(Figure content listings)
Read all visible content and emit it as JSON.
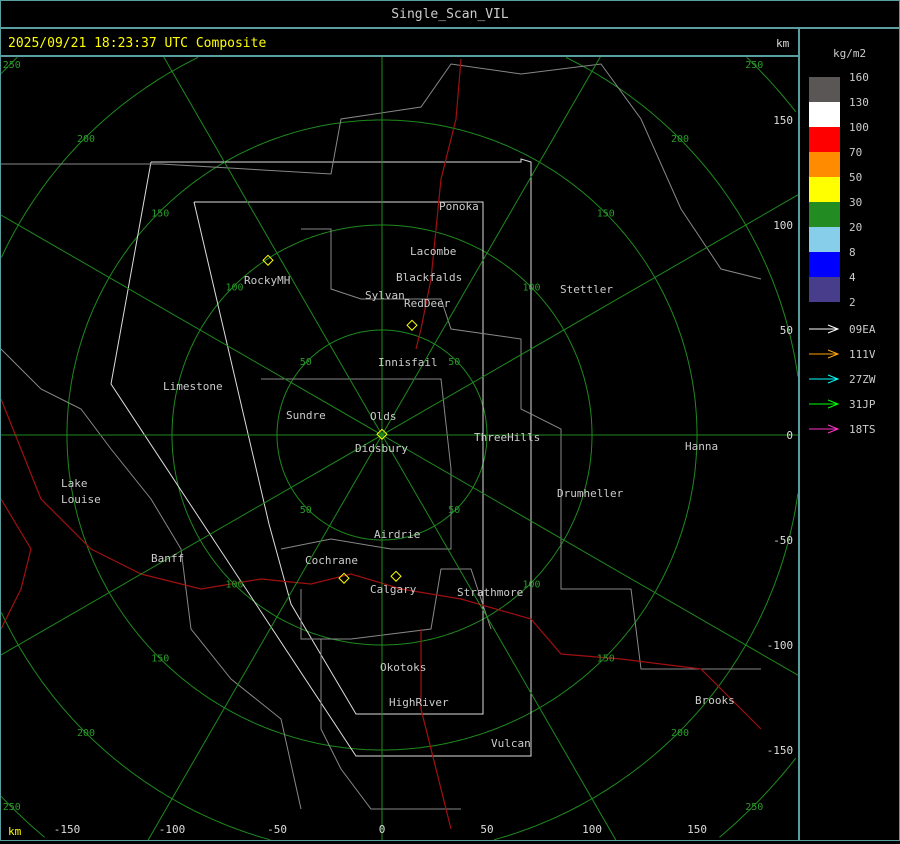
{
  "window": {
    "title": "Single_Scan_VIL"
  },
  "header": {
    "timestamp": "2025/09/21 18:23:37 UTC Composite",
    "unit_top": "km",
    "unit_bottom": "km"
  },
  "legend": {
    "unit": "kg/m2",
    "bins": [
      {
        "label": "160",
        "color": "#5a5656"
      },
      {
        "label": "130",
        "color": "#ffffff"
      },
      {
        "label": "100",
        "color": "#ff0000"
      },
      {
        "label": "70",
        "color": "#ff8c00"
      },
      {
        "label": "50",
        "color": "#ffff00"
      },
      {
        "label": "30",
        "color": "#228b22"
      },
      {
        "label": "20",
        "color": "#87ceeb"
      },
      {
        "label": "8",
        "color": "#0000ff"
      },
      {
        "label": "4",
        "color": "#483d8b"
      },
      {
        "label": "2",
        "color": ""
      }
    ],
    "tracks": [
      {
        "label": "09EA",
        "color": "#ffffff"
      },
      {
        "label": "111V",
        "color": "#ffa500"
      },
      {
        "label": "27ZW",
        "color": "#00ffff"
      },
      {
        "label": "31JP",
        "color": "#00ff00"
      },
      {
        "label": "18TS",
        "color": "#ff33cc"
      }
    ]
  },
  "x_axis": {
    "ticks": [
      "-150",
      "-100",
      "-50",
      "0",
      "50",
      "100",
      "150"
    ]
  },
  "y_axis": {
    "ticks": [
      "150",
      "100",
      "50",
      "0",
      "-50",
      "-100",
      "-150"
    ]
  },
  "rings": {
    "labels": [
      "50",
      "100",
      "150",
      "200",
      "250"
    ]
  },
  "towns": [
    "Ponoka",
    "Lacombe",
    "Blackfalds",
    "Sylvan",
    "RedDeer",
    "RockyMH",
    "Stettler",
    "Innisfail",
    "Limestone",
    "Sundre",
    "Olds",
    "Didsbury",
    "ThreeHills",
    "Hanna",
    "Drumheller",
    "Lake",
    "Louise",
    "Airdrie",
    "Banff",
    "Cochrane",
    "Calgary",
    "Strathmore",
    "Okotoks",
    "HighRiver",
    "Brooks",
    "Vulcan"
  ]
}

--

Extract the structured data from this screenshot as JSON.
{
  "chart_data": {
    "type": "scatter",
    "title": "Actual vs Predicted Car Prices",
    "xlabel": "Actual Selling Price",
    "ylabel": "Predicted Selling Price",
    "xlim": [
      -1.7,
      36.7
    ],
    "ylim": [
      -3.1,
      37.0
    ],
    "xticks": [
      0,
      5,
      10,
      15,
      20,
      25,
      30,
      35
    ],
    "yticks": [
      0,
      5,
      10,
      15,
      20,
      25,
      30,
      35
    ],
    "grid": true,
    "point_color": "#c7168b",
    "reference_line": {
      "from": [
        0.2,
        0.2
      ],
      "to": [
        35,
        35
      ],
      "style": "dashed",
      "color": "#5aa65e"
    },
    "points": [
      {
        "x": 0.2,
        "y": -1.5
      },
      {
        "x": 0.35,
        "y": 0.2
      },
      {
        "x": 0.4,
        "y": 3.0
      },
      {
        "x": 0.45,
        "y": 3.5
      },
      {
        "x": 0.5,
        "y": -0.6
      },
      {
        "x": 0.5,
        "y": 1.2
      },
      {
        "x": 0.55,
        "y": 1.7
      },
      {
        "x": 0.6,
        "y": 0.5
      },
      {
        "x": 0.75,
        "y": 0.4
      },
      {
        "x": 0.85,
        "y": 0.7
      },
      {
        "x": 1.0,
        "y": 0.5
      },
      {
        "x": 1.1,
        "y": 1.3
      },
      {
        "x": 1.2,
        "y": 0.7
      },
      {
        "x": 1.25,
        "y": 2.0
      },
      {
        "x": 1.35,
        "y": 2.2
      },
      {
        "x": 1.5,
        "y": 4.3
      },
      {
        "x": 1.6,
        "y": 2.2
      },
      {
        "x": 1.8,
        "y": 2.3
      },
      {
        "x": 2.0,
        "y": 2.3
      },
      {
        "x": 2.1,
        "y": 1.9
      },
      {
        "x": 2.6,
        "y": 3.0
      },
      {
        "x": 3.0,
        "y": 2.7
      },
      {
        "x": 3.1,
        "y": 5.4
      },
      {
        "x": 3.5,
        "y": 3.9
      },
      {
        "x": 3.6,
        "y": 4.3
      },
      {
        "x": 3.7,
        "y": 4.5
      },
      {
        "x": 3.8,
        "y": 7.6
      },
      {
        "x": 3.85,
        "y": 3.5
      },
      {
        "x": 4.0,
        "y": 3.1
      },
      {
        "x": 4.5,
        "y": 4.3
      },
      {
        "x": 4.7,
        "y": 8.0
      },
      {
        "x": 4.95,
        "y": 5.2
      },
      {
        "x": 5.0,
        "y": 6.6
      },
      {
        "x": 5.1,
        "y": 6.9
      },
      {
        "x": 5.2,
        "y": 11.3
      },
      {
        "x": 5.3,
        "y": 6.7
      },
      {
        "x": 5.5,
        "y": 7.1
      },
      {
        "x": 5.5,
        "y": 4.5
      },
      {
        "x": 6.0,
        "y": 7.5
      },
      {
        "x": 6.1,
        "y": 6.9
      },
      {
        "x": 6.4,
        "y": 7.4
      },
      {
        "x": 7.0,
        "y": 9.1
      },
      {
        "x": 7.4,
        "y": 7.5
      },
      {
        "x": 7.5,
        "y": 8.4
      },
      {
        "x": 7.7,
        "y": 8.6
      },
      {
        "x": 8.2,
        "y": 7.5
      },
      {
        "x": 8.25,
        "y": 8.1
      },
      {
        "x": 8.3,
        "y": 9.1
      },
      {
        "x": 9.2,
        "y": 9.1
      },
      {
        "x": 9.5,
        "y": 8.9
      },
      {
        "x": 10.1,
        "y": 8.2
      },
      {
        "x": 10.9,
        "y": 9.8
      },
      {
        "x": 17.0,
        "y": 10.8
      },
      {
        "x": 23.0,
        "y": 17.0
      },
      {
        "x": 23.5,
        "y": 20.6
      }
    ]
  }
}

==

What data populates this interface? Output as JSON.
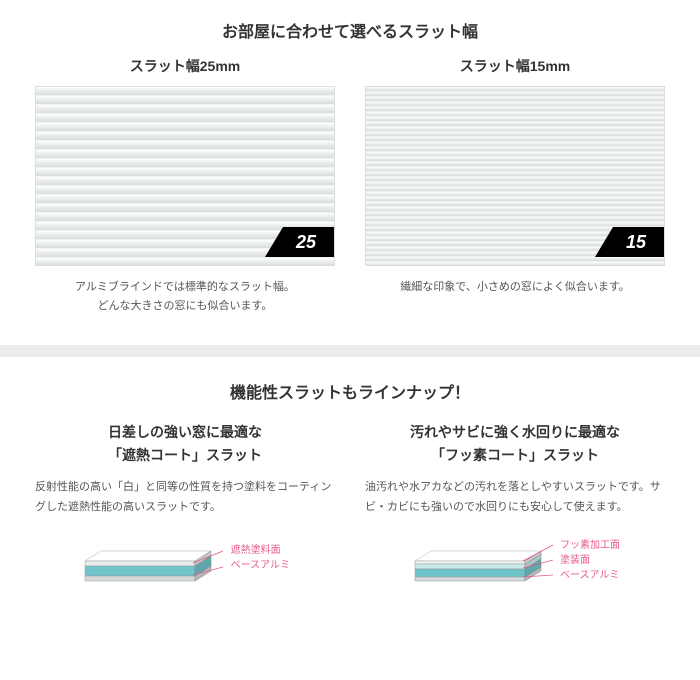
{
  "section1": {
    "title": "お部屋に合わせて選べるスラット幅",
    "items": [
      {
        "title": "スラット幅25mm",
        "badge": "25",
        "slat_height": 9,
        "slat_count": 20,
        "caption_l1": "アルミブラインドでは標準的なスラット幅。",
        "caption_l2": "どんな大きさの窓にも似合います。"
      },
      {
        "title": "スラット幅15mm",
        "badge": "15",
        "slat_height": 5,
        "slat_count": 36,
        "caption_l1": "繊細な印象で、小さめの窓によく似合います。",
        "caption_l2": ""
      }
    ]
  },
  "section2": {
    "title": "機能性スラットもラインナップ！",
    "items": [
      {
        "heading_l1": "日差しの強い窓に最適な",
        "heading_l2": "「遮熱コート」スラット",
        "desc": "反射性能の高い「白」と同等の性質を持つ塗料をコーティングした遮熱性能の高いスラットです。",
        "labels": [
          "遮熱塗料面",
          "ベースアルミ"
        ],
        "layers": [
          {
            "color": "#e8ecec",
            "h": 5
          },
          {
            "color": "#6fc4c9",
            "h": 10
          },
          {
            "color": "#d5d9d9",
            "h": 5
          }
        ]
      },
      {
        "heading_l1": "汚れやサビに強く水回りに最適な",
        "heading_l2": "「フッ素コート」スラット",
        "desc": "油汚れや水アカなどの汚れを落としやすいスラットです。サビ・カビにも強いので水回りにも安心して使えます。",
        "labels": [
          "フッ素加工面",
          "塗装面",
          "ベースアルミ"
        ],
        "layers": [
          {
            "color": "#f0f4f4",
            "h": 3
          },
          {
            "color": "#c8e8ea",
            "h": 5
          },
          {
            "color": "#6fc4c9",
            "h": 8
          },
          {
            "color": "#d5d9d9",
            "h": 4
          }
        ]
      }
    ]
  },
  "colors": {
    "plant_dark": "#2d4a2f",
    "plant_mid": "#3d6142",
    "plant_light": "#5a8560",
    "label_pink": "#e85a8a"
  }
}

◆ Work to be completed
Within the listing above, find every line containing the string "desc" and return it.

◆ Output of the exercise
        "desc": "反射性能の高い「白」と同等の性質を持つ塗料をコーティングした遮熱性能の高いスラットです。",
        "desc": "油汚れや水アカなどの汚れを落としやすいスラットです。サビ・カビにも強いので水回りにも安心して使えます。",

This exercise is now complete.